• _What you should do_
Leave out any picture and return the remaining listing below exactly as given.

• _Data supplied_
####
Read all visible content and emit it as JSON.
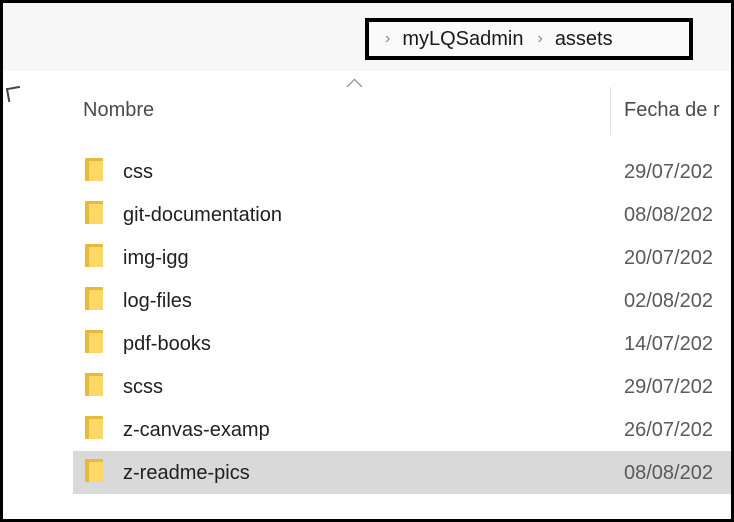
{
  "breadcrumb": {
    "items": [
      "myLQSadmin",
      "assets"
    ]
  },
  "columns": {
    "name": "Nombre",
    "date": "Fecha de r"
  },
  "rows": [
    {
      "name": "css",
      "date": "29/07/202",
      "selected": false
    },
    {
      "name": "git-documentation",
      "date": "08/08/202",
      "selected": false
    },
    {
      "name": "img-igg",
      "date": "20/07/202",
      "selected": false
    },
    {
      "name": "log-files",
      "date": "02/08/202",
      "selected": false
    },
    {
      "name": "pdf-books",
      "date": "14/07/202",
      "selected": false
    },
    {
      "name": "scss",
      "date": "29/07/202",
      "selected": false
    },
    {
      "name": "z-canvas-examp",
      "date": "26/07/202",
      "selected": false
    },
    {
      "name": "z-readme-pics",
      "date": "08/08/202",
      "selected": true
    }
  ],
  "colors": {
    "folder_back": "#e7b93a",
    "folder_front": "#ffd766",
    "selection": "#d9d9d9",
    "highlight_border": "#000000"
  },
  "icons": {
    "row": "folder-icon",
    "separator": "chevron-right-icon",
    "sort": "sort-ascending-icon"
  }
}
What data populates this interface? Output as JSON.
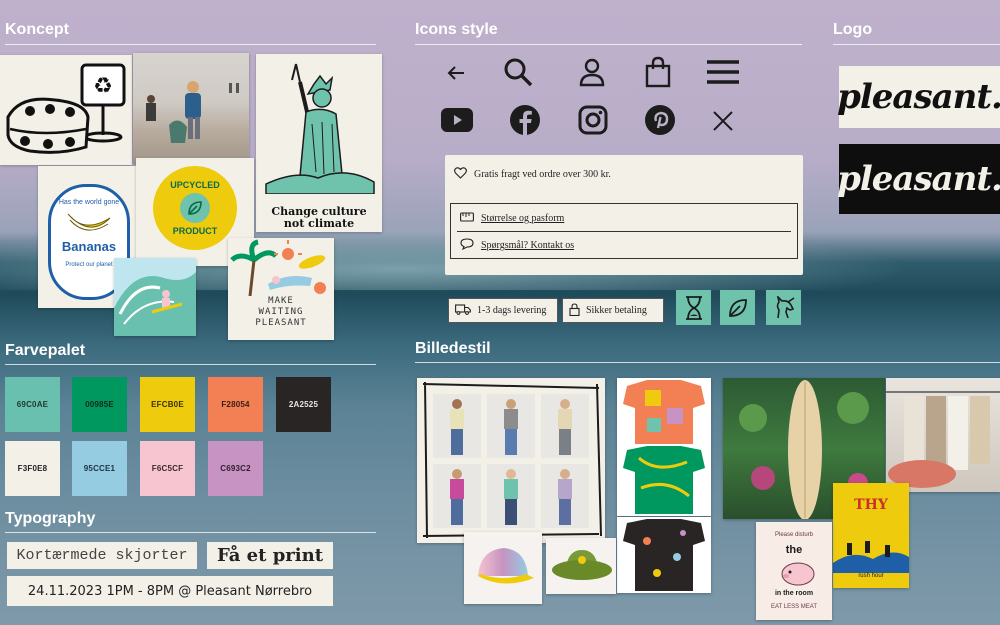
{
  "sections": {
    "koncept": "Koncept",
    "icons": "Icons style",
    "logo": "Logo",
    "farvepalet": "Farvepalet",
    "billedestil": "Billedestil",
    "typography": "Typography"
  },
  "concept": {
    "bananas_top": "Has the world gone",
    "bananas_word": "Bananas",
    "bananas_bottom": "Protect our planet",
    "upcycled_top": "UPCYCLED",
    "upcycled_bottom": "PRODUCT",
    "liberty_line1": "Change culture",
    "liberty_line2": "not climate",
    "make_line1": "MAKE",
    "make_line2": "WAITING",
    "make_line3": "PLEASANT"
  },
  "palette": [
    {
      "hex": "69C0AE",
      "color": "#69C0AE",
      "text": "#1f3a34"
    },
    {
      "hex": "00985E",
      "color": "#00985E",
      "text": "#0b2a1c"
    },
    {
      "hex": "EFCB0E",
      "color": "#EFCB0E",
      "text": "#3a3205"
    },
    {
      "hex": "F28054",
      "color": "#F28054",
      "text": "#3a1e12"
    },
    {
      "hex": "2A2525",
      "color": "#2A2525",
      "text": "#e9e4e4"
    },
    {
      "hex": "F3F0E8",
      "color": "#F3F0E8",
      "text": "#222222"
    },
    {
      "hex": "95CCE1",
      "color": "#95CCE1",
      "text": "#1d3540"
    },
    {
      "hex": "F6C5CF",
      "color": "#F6C5CF",
      "text": "#3c2a2e"
    },
    {
      "hex": "C693C2",
      "color": "#C693C2",
      "text": "#2f1d2e"
    }
  ],
  "typography": {
    "sample1": "Kortærmede skjorter",
    "sample2": "Få et print",
    "sample3": "24.11.2023 1PM - 8PM @ Pleasant Nørrebro"
  },
  "icons_row1": [
    "arrow-left-icon",
    "search-icon",
    "user-icon",
    "shopping-bag-icon",
    "menu-icon"
  ],
  "icons_row2": [
    "youtube-icon",
    "facebook-icon",
    "instagram-icon",
    "pinterest-icon",
    "close-icon"
  ],
  "info_panel": {
    "shipping": "Gratis fragt ved ordre over 300 kr.",
    "size_guide": "Størrelse og pasform",
    "contact": "Spørgsmål? Kontakt os"
  },
  "badges": {
    "delivery": "1-3 dags levering",
    "payment": "Sikker betaling"
  },
  "tile_icons": [
    "hourglass-icon",
    "leaf-icon",
    "unicorn-icon"
  ],
  "logo": {
    "light": "pleasant.",
    "dark": "pleasant."
  },
  "billedestil": {
    "poster_title": "THY",
    "poster_sub": "rush hour",
    "sticker_line1": "Please disturb",
    "sticker_line2": "the",
    "sticker_line3": "in the room",
    "sticker_line4": "EAT LESS MEAT"
  }
}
####
• _Answer to the exercise_
Read all visible content and emit it as JSON.
{
  "breadcrumb": {
    "items": [
      "myLQSadmin",
      "assets"
    ]
  },
  "columns": {
    "name": "Nombre",
    "date": "Fecha de r"
  },
  "rows": [
    {
      "name": "css",
      "date": "29/07/202",
      "selected": false
    },
    {
      "name": "git-documentation",
      "date": "08/08/202",
      "selected": false
    },
    {
      "name": "img-igg",
      "date": "20/07/202",
      "selected": false
    },
    {
      "name": "log-files",
      "date": "02/08/202",
      "selected": false
    },
    {
      "name": "pdf-books",
      "date": "14/07/202",
      "selected": false
    },
    {
      "name": "scss",
      "date": "29/07/202",
      "selected": false
    },
    {
      "name": "z-canvas-examp",
      "date": "26/07/202",
      "selected": false
    },
    {
      "name": "z-readme-pics",
      "date": "08/08/202",
      "selected": true
    }
  ],
  "colors": {
    "folder_back": "#e7b93a",
    "folder_front": "#ffd766",
    "selection": "#d9d9d9",
    "highlight_border": "#000000"
  },
  "icons": {
    "row": "folder-icon",
    "separator": "chevron-right-icon",
    "sort": "sort-ascending-icon"
  }
}
What data populates this interface? Output as JSON.
{
  "sections": {
    "koncept": "Koncept",
    "icons": "Icons style",
    "logo": "Logo",
    "farvepalet": "Farvepalet",
    "billedestil": "Billedestil",
    "typography": "Typography"
  },
  "concept": {
    "bananas_top": "Has the world gone",
    "bananas_word": "Bananas",
    "bananas_bottom": "Protect our planet",
    "upcycled_top": "UPCYCLED",
    "upcycled_bottom": "PRODUCT",
    "liberty_line1": "Change culture",
    "liberty_line2": "not climate",
    "make_line1": "MAKE",
    "make_line2": "WAITING",
    "make_line3": "PLEASANT"
  },
  "palette": [
    {
      "hex": "69C0AE",
      "color": "#69C0AE",
      "text": "#1f3a34"
    },
    {
      "hex": "00985E",
      "color": "#00985E",
      "text": "#0b2a1c"
    },
    {
      "hex": "EFCB0E",
      "color": "#EFCB0E",
      "text": "#3a3205"
    },
    {
      "hex": "F28054",
      "color": "#F28054",
      "text": "#3a1e12"
    },
    {
      "hex": "2A2525",
      "color": "#2A2525",
      "text": "#e9e4e4"
    },
    {
      "hex": "F3F0E8",
      "color": "#F3F0E8",
      "text": "#222222"
    },
    {
      "hex": "95CCE1",
      "color": "#95CCE1",
      "text": "#1d3540"
    },
    {
      "hex": "F6C5CF",
      "color": "#F6C5CF",
      "text": "#3c2a2e"
    },
    {
      "hex": "C693C2",
      "color": "#C693C2",
      "text": "#2f1d2e"
    }
  ],
  "typography": {
    "sample1": "Kortærmede skjorter",
    "sample2": "Få et print",
    "sample3": "24.11.2023 1PM - 8PM @ Pleasant Nørrebro"
  },
  "icons_row1": [
    "arrow-left-icon",
    "search-icon",
    "user-icon",
    "shopping-bag-icon",
    "menu-icon"
  ],
  "icons_row2": [
    "youtube-icon",
    "facebook-icon",
    "instagram-icon",
    "pinterest-icon",
    "close-icon"
  ],
  "info_panel": {
    "shipping": "Gratis fragt ved ordre over 300 kr.",
    "size_guide": "Størrelse og pasform",
    "contact": "Spørgsmål? Kontakt os"
  },
  "badges": {
    "delivery": "1-3 dags levering",
    "payment": "Sikker betaling"
  },
  "tile_icons": [
    "hourglass-icon",
    "leaf-icon",
    "unicorn-icon"
  ],
  "logo": {
    "light": "pleasant.",
    "dark": "pleasant."
  },
  "billedestil": {
    "poster_title": "THY",
    "poster_sub": "rush hour",
    "sticker_line1": "Please disturb",
    "sticker_line2": "the",
    "sticker_line3": "in the room",
    "sticker_line4": "EAT LESS MEAT"
  }
}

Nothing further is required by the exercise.